What is expected - The material below should be written out in full and exactly; pictures stay out of the copy.

=== Dataset records ===

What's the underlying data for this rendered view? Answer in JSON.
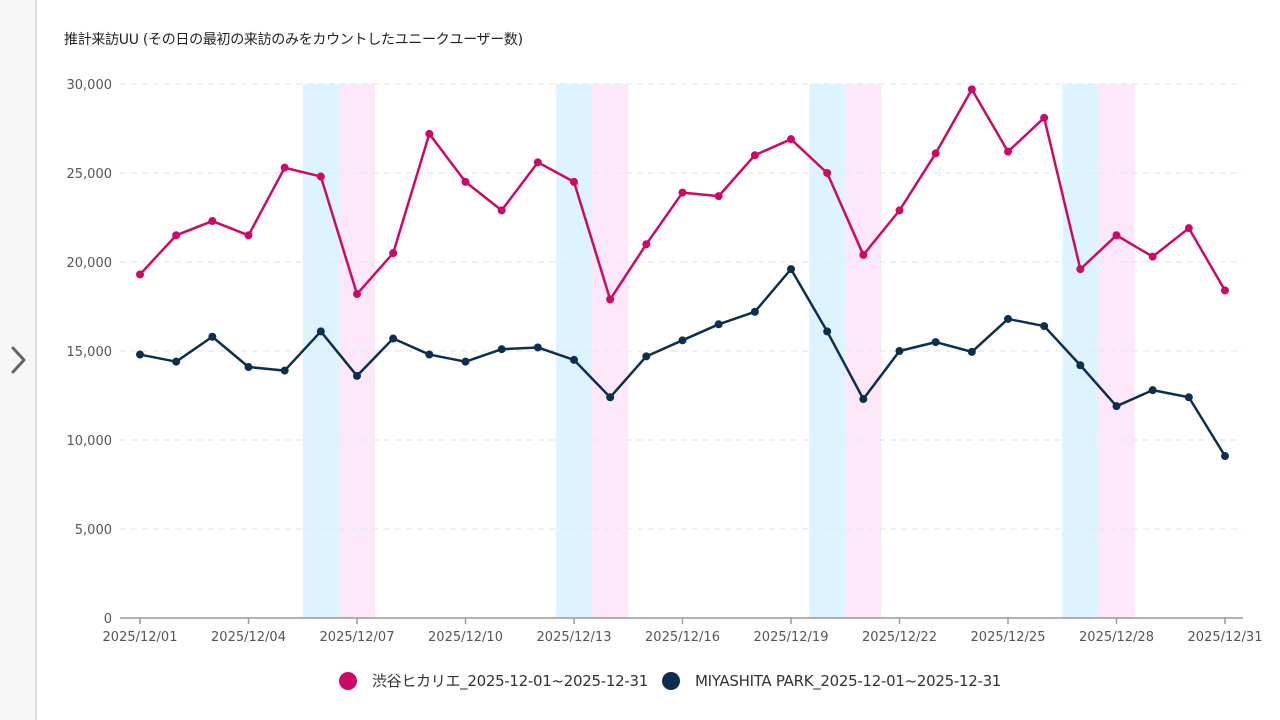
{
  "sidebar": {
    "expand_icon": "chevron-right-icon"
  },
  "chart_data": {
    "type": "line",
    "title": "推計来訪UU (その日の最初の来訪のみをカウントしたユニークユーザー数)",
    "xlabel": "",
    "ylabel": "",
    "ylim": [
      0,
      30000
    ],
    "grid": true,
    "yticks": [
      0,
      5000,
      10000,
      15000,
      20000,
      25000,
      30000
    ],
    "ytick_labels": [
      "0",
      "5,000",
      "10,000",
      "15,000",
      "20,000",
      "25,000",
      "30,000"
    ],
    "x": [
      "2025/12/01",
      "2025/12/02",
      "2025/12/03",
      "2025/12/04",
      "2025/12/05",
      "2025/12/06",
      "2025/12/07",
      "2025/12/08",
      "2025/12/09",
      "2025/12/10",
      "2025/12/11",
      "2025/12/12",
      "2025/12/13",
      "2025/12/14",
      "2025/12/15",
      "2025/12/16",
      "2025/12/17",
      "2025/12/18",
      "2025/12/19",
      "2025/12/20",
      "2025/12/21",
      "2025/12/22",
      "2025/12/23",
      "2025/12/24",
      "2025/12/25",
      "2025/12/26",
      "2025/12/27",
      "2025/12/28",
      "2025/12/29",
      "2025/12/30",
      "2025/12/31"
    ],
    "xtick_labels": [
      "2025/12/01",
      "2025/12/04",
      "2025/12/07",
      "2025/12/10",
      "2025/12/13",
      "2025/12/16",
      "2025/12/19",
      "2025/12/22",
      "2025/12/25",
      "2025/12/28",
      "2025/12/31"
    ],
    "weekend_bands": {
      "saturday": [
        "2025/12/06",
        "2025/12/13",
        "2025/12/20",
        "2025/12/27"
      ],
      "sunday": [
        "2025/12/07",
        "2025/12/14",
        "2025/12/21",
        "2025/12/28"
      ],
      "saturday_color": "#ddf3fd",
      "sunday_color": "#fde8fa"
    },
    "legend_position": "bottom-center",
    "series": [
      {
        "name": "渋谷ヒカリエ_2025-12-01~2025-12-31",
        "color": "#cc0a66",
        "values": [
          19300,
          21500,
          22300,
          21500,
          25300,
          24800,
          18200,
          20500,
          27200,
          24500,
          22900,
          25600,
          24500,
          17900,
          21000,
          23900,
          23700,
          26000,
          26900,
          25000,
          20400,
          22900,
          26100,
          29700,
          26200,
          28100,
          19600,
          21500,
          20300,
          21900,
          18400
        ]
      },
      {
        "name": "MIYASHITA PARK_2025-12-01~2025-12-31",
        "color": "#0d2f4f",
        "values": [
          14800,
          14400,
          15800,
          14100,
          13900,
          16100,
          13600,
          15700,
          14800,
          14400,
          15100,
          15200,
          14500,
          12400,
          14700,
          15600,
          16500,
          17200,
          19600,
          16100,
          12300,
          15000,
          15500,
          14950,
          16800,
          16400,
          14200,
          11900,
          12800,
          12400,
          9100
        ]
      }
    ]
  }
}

===

Reply to the task -
What's the underlying data for this rendered view? Answer in JSON.
{
  "sidebar": {
    "expand_icon": "chevron-right-icon"
  },
  "chart_data": {
    "type": "line",
    "title": "推計来訪UU (その日の最初の来訪のみをカウントしたユニークユーザー数)",
    "xlabel": "",
    "ylabel": "",
    "ylim": [
      0,
      30000
    ],
    "grid": true,
    "yticks": [
      0,
      5000,
      10000,
      15000,
      20000,
      25000,
      30000
    ],
    "ytick_labels": [
      "0",
      "5,000",
      "10,000",
      "15,000",
      "20,000",
      "25,000",
      "30,000"
    ],
    "x": [
      "2025/12/01",
      "2025/12/02",
      "2025/12/03",
      "2025/12/04",
      "2025/12/05",
      "2025/12/06",
      "2025/12/07",
      "2025/12/08",
      "2025/12/09",
      "2025/12/10",
      "2025/12/11",
      "2025/12/12",
      "2025/12/13",
      "2025/12/14",
      "2025/12/15",
      "2025/12/16",
      "2025/12/17",
      "2025/12/18",
      "2025/12/19",
      "2025/12/20",
      "2025/12/21",
      "2025/12/22",
      "2025/12/23",
      "2025/12/24",
      "2025/12/25",
      "2025/12/26",
      "2025/12/27",
      "2025/12/28",
      "2025/12/29",
      "2025/12/30",
      "2025/12/31"
    ],
    "xtick_labels": [
      "2025/12/01",
      "2025/12/04",
      "2025/12/07",
      "2025/12/10",
      "2025/12/13",
      "2025/12/16",
      "2025/12/19",
      "2025/12/22",
      "2025/12/25",
      "2025/12/28",
      "2025/12/31"
    ],
    "weekend_bands": {
      "saturday": [
        "2025/12/06",
        "2025/12/13",
        "2025/12/20",
        "2025/12/27"
      ],
      "sunday": [
        "2025/12/07",
        "2025/12/14",
        "2025/12/21",
        "2025/12/28"
      ],
      "saturday_color": "#ddf3fd",
      "sunday_color": "#fde8fa"
    },
    "legend_position": "bottom-center",
    "series": [
      {
        "name": "渋谷ヒカリエ_2025-12-01~2025-12-31",
        "color": "#cc0a66",
        "values": [
          19300,
          21500,
          22300,
          21500,
          25300,
          24800,
          18200,
          20500,
          27200,
          24500,
          22900,
          25600,
          24500,
          17900,
          21000,
          23900,
          23700,
          26000,
          26900,
          25000,
          20400,
          22900,
          26100,
          29700,
          26200,
          28100,
          19600,
          21500,
          20300,
          21900,
          18400
        ]
      },
      {
        "name": "MIYASHITA PARK_2025-12-01~2025-12-31",
        "color": "#0d2f4f",
        "values": [
          14800,
          14400,
          15800,
          14100,
          13900,
          16100,
          13600,
          15700,
          14800,
          14400,
          15100,
          15200,
          14500,
          12400,
          14700,
          15600,
          16500,
          17200,
          19600,
          16100,
          12300,
          15000,
          15500,
          14950,
          16800,
          16400,
          14200,
          11900,
          12800,
          12400,
          9100
        ]
      }
    ]
  }
}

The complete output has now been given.